[Some records]
^^^^^^^^

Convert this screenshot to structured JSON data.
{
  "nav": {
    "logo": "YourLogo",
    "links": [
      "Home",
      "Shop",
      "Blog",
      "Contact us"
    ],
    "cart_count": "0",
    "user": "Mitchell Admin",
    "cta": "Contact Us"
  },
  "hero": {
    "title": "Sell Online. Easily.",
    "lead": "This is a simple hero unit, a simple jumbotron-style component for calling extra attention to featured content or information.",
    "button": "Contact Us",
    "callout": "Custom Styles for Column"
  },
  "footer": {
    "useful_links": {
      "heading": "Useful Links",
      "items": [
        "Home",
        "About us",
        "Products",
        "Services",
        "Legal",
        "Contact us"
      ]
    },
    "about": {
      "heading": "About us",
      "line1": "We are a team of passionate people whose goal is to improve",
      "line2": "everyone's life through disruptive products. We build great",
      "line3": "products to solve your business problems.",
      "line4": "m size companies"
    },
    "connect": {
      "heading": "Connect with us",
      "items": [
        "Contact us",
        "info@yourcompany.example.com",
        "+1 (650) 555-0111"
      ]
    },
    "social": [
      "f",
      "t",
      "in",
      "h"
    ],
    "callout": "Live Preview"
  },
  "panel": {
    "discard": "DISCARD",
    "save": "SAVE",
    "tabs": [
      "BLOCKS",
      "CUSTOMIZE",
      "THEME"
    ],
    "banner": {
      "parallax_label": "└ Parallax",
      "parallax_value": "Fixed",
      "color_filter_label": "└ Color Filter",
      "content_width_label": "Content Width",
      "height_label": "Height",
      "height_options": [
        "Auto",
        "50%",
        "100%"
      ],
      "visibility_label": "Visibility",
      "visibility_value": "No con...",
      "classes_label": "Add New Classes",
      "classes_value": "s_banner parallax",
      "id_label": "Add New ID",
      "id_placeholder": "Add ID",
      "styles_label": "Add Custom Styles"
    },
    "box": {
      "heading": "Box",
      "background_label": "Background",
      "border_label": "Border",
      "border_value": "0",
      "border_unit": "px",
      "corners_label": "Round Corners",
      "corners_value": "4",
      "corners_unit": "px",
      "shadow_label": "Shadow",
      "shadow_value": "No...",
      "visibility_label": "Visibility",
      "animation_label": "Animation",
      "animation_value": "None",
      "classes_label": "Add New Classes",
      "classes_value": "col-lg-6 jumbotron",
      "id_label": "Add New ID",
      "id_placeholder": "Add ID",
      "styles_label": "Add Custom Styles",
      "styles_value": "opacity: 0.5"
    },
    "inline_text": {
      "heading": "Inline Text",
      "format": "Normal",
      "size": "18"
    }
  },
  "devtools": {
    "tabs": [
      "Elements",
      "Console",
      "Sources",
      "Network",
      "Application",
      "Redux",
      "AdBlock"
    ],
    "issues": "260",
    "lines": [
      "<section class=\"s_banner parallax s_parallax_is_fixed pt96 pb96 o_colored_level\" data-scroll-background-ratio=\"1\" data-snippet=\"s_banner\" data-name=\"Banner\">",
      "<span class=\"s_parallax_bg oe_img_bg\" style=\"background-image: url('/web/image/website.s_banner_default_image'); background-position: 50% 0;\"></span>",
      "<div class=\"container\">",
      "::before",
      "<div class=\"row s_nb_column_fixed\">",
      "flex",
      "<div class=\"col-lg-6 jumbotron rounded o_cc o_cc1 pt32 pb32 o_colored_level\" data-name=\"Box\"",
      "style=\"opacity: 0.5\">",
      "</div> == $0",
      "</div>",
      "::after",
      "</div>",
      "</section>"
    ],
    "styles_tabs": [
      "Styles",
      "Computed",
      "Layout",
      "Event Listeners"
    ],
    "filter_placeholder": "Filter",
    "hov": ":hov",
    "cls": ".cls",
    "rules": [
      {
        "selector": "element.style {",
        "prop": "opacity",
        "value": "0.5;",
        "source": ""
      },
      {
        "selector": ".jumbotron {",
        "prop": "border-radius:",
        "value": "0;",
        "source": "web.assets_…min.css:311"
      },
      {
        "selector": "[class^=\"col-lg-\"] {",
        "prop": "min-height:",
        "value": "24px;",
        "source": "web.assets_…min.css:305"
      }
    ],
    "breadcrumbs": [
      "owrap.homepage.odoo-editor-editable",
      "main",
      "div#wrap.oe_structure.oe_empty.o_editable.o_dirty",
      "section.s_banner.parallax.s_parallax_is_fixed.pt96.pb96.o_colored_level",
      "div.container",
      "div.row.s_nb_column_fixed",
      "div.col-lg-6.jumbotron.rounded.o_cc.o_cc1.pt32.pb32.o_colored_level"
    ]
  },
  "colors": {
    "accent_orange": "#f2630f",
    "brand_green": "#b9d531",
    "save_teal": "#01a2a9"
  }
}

^^^^^^^^

### [The exercise]
Each entry must be reproduced verbatim.

### [Solution for this exercise]
Convert this screenshot to structured JSON data.
{
  "nav": {
    "logo": "YourLogo",
    "links": [
      "Home",
      "Shop",
      "Blog",
      "Contact us"
    ],
    "cart_count": "0",
    "user": "Mitchell Admin",
    "cta": "Contact Us"
  },
  "hero": {
    "title": "Sell Online. Easily.",
    "lead": "This is a simple hero unit, a simple jumbotron-style component for calling extra attention to featured content or information.",
    "button": "Contact Us",
    "callout": "Custom Styles for Column"
  },
  "footer": {
    "useful_links": {
      "heading": "Useful Links",
      "items": [
        "Home",
        "About us",
        "Products",
        "Services",
        "Legal",
        "Contact us"
      ]
    },
    "about": {
      "heading": "About us",
      "line1": "We are a team of passionate people whose goal is to improve",
      "line2": "everyone's life through disruptive products. We build great",
      "line3": "products to solve your business problems.",
      "line4": "m size companies"
    },
    "connect": {
      "heading": "Connect with us",
      "items": [
        "Contact us",
        "info@yourcompany.example.com",
        "+1 (650) 555-0111"
      ]
    },
    "social": [
      "f",
      "t",
      "in",
      "h"
    ],
    "callout": "Live Preview"
  },
  "panel": {
    "discard": "DISCARD",
    "save": "SAVE",
    "tabs": [
      "BLOCKS",
      "CUSTOMIZE",
      "THEME"
    ],
    "banner": {
      "parallax_label": "└ Parallax",
      "parallax_value": "Fixed",
      "color_filter_label": "└ Color Filter",
      "content_width_label": "Content Width",
      "height_label": "Height",
      "height_options": [
        "Auto",
        "50%",
        "100%"
      ],
      "visibility_label": "Visibility",
      "visibility_value": "No con...",
      "classes_label": "Add New Classes",
      "classes_value": "s_banner parallax",
      "id_label": "Add New ID",
      "id_placeholder": "Add ID",
      "styles_label": "Add Custom Styles"
    },
    "box": {
      "heading": "Box",
      "background_label": "Background",
      "border_label": "Border",
      "border_value": "0",
      "border_unit": "px",
      "corners_label": "Round Corners",
      "corners_value": "4",
      "corners_unit": "px",
      "shadow_label": "Shadow",
      "shadow_value": "No...",
      "visibility_label": "Visibility",
      "animation_label": "Animation",
      "animation_value": "None",
      "classes_label": "Add New Classes",
      "classes_value": "col-lg-6 jumbotron",
      "id_label": "Add New ID",
      "id_placeholder": "Add ID",
      "styles_label": "Add Custom Styles",
      "styles_value": "opacity: 0.5"
    },
    "inline_text": {
      "heading": "Inline Text",
      "format": "Normal",
      "size": "18"
    }
  },
  "devtools": {
    "tabs": [
      "Elements",
      "Console",
      "Sources",
      "Network",
      "Application",
      "Redux",
      "AdBlock"
    ],
    "issues": "260",
    "lines": [
      "<section class=\"s_banner parallax s_parallax_is_fixed pt96 pb96 o_colored_level\" data-scroll-background-ratio=\"1\" data-snippet=\"s_banner\" data-name=\"Banner\">",
      "<span class=\"s_parallax_bg oe_img_bg\" style=\"background-image: url('/web/image/website.s_banner_default_image'); background-position: 50% 0;\"></span>",
      "<div class=\"container\">",
      "::before",
      "<div class=\"row s_nb_column_fixed\">",
      "flex",
      "<div class=\"col-lg-6 jumbotron rounded o_cc o_cc1 pt32 pb32 o_colored_level\" data-name=\"Box\"",
      "style=\"opacity: 0.5\">",
      "</div> == $0",
      "</div>",
      "::after",
      "</div>",
      "</section>"
    ],
    "styles_tabs": [
      "Styles",
      "Computed",
      "Layout",
      "Event Listeners"
    ],
    "filter_placeholder": "Filter",
    "hov": ":hov",
    "cls": ".cls",
    "rules": [
      {
        "selector": "element.style {",
        "prop": "opacity",
        "value": "0.5;",
        "source": ""
      },
      {
        "selector": ".jumbotron {",
        "prop": "border-radius:",
        "value": "0;",
        "source": "web.assets_…min.css:311"
      },
      {
        "selector": "[class^=\"col-lg-\"] {",
        "prop": "min-height:",
        "value": "24px;",
        "source": "web.assets_…min.css:305"
      }
    ],
    "breadcrumbs": [
      "owrap.homepage.odoo-editor-editable",
      "main",
      "div#wrap.oe_structure.oe_empty.o_editable.o_dirty",
      "section.s_banner.parallax.s_parallax_is_fixed.pt96.pb96.o_colored_level",
      "div.container",
      "div.row.s_nb_column_fixed",
      "div.col-lg-6.jumbotron.rounded.o_cc.o_cc1.pt32.pb32.o_colored_level"
    ]
  },
  "colors": {
    "accent_orange": "#f2630f",
    "brand_green": "#b9d531",
    "save_teal": "#01a2a9"
  }
}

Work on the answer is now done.